> [Set task] Pull out every line from the listing that has the word "name".

[Dataset listings of figures]
========================

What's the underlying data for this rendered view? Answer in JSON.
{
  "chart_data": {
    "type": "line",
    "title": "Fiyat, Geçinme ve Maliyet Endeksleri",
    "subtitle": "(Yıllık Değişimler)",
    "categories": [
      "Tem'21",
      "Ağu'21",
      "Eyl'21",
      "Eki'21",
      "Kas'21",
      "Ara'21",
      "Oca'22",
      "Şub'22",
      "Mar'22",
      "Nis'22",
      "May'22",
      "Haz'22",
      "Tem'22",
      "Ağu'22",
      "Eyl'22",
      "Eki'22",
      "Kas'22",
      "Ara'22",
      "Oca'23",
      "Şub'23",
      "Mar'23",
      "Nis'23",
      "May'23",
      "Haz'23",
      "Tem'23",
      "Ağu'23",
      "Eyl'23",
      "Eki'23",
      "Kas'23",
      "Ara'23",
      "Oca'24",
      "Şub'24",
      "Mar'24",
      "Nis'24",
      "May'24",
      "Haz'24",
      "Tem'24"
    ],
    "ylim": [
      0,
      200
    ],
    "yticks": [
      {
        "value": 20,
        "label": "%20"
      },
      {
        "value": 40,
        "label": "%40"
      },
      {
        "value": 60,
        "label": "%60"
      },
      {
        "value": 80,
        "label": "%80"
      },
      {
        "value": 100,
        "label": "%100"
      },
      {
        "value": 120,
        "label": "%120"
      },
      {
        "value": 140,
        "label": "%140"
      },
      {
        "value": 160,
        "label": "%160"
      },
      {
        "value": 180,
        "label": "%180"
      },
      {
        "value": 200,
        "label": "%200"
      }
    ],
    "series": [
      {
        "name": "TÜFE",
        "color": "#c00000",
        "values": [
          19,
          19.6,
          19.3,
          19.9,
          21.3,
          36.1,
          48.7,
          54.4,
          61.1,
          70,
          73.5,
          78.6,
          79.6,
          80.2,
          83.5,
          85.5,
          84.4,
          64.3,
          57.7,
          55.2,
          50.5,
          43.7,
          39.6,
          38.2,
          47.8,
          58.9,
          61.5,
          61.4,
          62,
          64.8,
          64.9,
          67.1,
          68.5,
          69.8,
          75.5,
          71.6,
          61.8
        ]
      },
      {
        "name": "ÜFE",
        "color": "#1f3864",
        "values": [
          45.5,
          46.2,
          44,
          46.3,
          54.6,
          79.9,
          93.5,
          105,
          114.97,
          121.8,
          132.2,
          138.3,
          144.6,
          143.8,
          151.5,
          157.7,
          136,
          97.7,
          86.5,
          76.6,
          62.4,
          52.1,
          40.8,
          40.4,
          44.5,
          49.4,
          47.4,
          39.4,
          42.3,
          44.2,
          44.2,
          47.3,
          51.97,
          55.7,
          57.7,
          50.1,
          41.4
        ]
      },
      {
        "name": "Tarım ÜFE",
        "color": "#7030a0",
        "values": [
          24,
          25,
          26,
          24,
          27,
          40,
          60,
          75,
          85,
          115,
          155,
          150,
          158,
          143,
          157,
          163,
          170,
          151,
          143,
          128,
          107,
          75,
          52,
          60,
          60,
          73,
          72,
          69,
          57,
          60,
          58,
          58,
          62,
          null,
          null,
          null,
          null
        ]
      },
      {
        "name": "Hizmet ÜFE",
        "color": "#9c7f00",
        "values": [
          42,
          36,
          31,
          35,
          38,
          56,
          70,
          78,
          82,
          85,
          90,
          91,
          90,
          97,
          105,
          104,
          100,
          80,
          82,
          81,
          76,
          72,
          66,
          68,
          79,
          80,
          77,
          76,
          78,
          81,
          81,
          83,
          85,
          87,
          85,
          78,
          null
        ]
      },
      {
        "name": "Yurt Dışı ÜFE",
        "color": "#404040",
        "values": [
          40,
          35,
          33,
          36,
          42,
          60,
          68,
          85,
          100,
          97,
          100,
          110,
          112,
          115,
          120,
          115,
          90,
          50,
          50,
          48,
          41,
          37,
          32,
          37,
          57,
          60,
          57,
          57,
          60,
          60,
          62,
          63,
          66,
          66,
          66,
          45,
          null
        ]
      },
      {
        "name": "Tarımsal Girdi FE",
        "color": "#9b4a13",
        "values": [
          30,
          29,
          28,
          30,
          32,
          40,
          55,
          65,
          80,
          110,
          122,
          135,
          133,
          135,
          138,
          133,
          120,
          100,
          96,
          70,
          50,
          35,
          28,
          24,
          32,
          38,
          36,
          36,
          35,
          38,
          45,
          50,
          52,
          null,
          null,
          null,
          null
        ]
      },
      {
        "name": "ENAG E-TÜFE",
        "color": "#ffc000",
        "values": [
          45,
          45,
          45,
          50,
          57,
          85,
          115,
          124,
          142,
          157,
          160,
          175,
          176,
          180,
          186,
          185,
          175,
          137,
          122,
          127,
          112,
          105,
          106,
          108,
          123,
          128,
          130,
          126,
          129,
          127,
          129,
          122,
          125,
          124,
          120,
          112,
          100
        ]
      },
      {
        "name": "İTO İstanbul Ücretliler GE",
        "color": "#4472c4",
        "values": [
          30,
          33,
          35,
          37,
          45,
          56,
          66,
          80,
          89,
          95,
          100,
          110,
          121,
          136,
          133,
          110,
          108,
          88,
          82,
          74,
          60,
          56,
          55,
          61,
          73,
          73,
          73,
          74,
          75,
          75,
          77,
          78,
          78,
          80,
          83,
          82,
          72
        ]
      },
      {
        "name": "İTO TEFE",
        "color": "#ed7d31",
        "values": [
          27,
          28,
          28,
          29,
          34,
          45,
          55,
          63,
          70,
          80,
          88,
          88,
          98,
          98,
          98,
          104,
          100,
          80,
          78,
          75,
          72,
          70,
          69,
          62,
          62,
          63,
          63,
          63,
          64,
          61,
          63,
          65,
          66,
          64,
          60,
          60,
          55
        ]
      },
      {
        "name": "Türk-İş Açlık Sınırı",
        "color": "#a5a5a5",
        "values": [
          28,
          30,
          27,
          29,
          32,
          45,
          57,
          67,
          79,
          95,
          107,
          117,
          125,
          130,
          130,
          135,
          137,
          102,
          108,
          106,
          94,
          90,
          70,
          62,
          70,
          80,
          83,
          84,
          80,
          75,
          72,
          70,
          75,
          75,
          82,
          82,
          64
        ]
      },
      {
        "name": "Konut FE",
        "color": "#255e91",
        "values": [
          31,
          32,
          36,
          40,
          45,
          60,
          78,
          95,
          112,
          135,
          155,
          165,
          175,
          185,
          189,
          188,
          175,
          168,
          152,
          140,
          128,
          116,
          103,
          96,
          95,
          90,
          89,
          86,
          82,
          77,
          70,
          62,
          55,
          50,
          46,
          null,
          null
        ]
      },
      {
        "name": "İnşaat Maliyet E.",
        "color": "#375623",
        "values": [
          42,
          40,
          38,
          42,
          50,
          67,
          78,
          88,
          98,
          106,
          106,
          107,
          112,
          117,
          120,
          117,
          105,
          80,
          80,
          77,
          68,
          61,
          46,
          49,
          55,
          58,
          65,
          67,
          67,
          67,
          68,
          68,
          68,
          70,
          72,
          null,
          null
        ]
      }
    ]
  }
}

========================

> [Written answer]
        "name": "TÜFE",
        "name": "ÜFE",
        "name": "Tarım ÜFE",
        "name": "Hizmet ÜFE",
        "name": "Yurt Dışı ÜFE",
        "name": "Tarımsal Girdi FE",
        "name": "ENAG E-TÜFE",
        "name": "İTO İstanbul Ücretliler GE",
        "name": "İTO TEFE",
        "name": "Türk-İş Açlık Sınırı",
        "name": "Konut FE",
        "name": "İnşaat Maliyet E.",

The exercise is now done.